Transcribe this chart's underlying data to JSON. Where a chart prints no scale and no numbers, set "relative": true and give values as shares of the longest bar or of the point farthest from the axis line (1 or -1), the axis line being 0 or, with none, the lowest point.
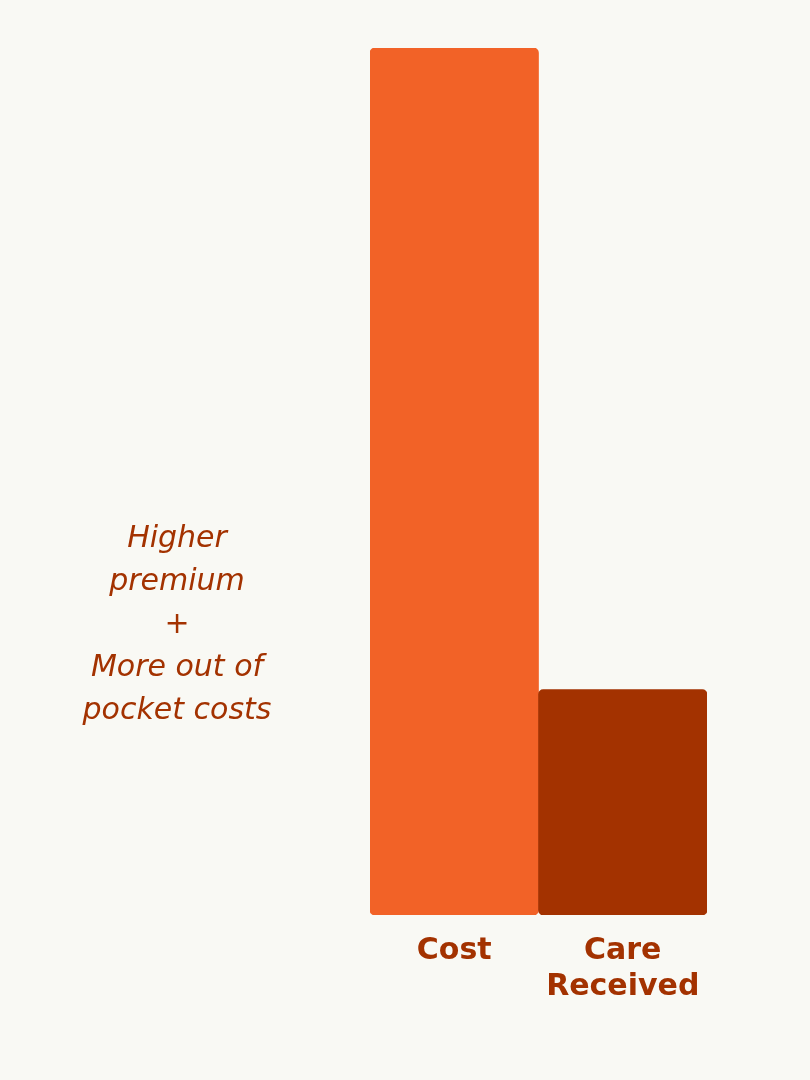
{
  "chart_data": {
    "type": "bar",
    "relative": true,
    "categories": [
      "Cost",
      "Care Received"
    ],
    "values": [
      1,
      0.26
    ],
    "colors": [
      "#f26227",
      "#a33200"
    ],
    "annotations": [
      "Higher\npremium\n+\nMore out of\npocket costs"
    ],
    "grid": false,
    "legend": false
  }
}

※ ※ ※

** EXERCISE DIRECTIONS **
Repeat the records in full, exactly as they appear, without the pictures.

** WRITTEN SOLUTION **
Transcribe this chart's underlying data to JSON. Where a chart prints no scale and no numbers, set "relative": true and give values as shares of the longest bar or of the point farthest from the axis line (1 or -1), the axis line being 0 or, with none, the lowest point.
{
  "chart_data": {
    "type": "bar",
    "relative": true,
    "categories": [
      "Cost",
      "Care Received"
    ],
    "values": [
      1,
      0.26
    ],
    "colors": [
      "#f26227",
      "#a33200"
    ],
    "annotations": [
      "Higher\npremium\n+\nMore out of\npocket costs"
    ],
    "grid": false,
    "legend": false
  }
}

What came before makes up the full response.